[Excerpts from a figure dataset]
· · · ·

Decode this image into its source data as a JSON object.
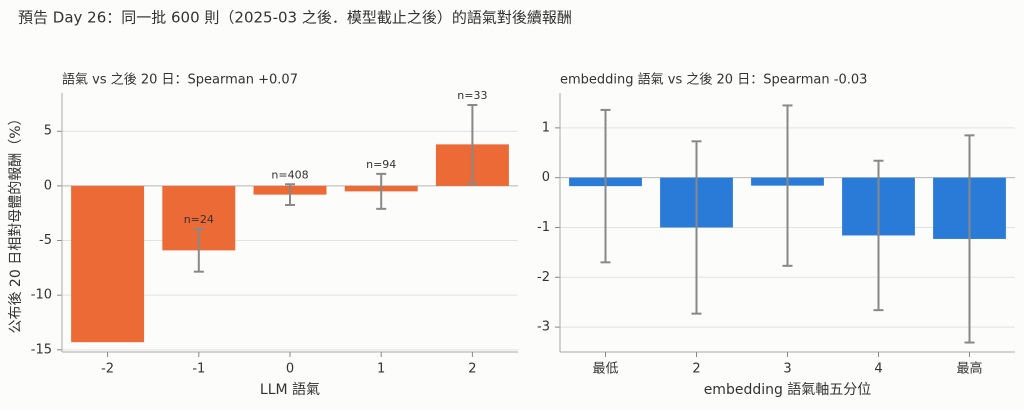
{
  "title": "預告 Day 26：同一批 600 則（2025-03 之後．模型截止之後）的語氣對後續報酬",
  "chart_data": [
    {
      "type": "bar",
      "title": "語氣 vs 之後 20 日：Spearman +0.07",
      "x_label": "LLM 語氣",
      "y_label": "公布後 20 日相對母體的報酬（%）",
      "categories": [
        "-2",
        "-1",
        "0",
        "1",
        "2"
      ],
      "values": [
        -14.3,
        -5.9,
        -0.8,
        -0.5,
        3.8
      ],
      "errors": [
        null,
        1.95,
        0.95,
        1.6,
        3.6
      ],
      "annotations": [
        null,
        "n=24",
        "n=408",
        "n=94",
        "n=33"
      ],
      "color": "#ec6a35",
      "ylim": [
        -15.2,
        8.5
      ],
      "yticks": [
        -15,
        -10,
        -5,
        0,
        5
      ],
      "grid": true
    },
    {
      "type": "bar",
      "title": "embedding 語氣 vs 之後 20 日：Spearman -0.03",
      "x_label": "embedding 語氣軸五分位",
      "categories": [
        "最低",
        "2",
        "3",
        "4",
        "最高"
      ],
      "values": [
        -0.17,
        -1.0,
        -0.16,
        -1.16,
        -1.23
      ],
      "errors": [
        1.53,
        1.73,
        1.61,
        1.5,
        2.08
      ],
      "color": "#2a7bd8",
      "ylim": [
        -3.5,
        1.7
      ],
      "yticks": [
        -3,
        -2,
        -1,
        0,
        1
      ],
      "grid": true
    }
  ]
}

· · · ·

[Given instruction] Please write out all the data again word for word, but not the pictures.

[Solution for this task]
Decode this image into its source data as a JSON object.
{
  "title": "預告 Day 26：同一批 600 則（2025-03 之後．模型截止之後）的語氣對後續報酬",
  "chart_data": [
    {
      "type": "bar",
      "title": "語氣 vs 之後 20 日：Spearman +0.07",
      "x_label": "LLM 語氣",
      "y_label": "公布後 20 日相對母體的報酬（%）",
      "categories": [
        "-2",
        "-1",
        "0",
        "1",
        "2"
      ],
      "values": [
        -14.3,
        -5.9,
        -0.8,
        -0.5,
        3.8
      ],
      "errors": [
        null,
        1.95,
        0.95,
        1.6,
        3.6
      ],
      "annotations": [
        null,
        "n=24",
        "n=408",
        "n=94",
        "n=33"
      ],
      "color": "#ec6a35",
      "ylim": [
        -15.2,
        8.5
      ],
      "yticks": [
        -15,
        -10,
        -5,
        0,
        5
      ],
      "grid": true
    },
    {
      "type": "bar",
      "title": "embedding 語氣 vs 之後 20 日：Spearman -0.03",
      "x_label": "embedding 語氣軸五分位",
      "categories": [
        "最低",
        "2",
        "3",
        "4",
        "最高"
      ],
      "values": [
        -0.17,
        -1.0,
        -0.16,
        -1.16,
        -1.23
      ],
      "errors": [
        1.53,
        1.73,
        1.61,
        1.5,
        2.08
      ],
      "color": "#2a7bd8",
      "ylim": [
        -3.5,
        1.7
      ],
      "yticks": [
        -3,
        -2,
        -1,
        0,
        1
      ],
      "grid": true
    }
  ]
}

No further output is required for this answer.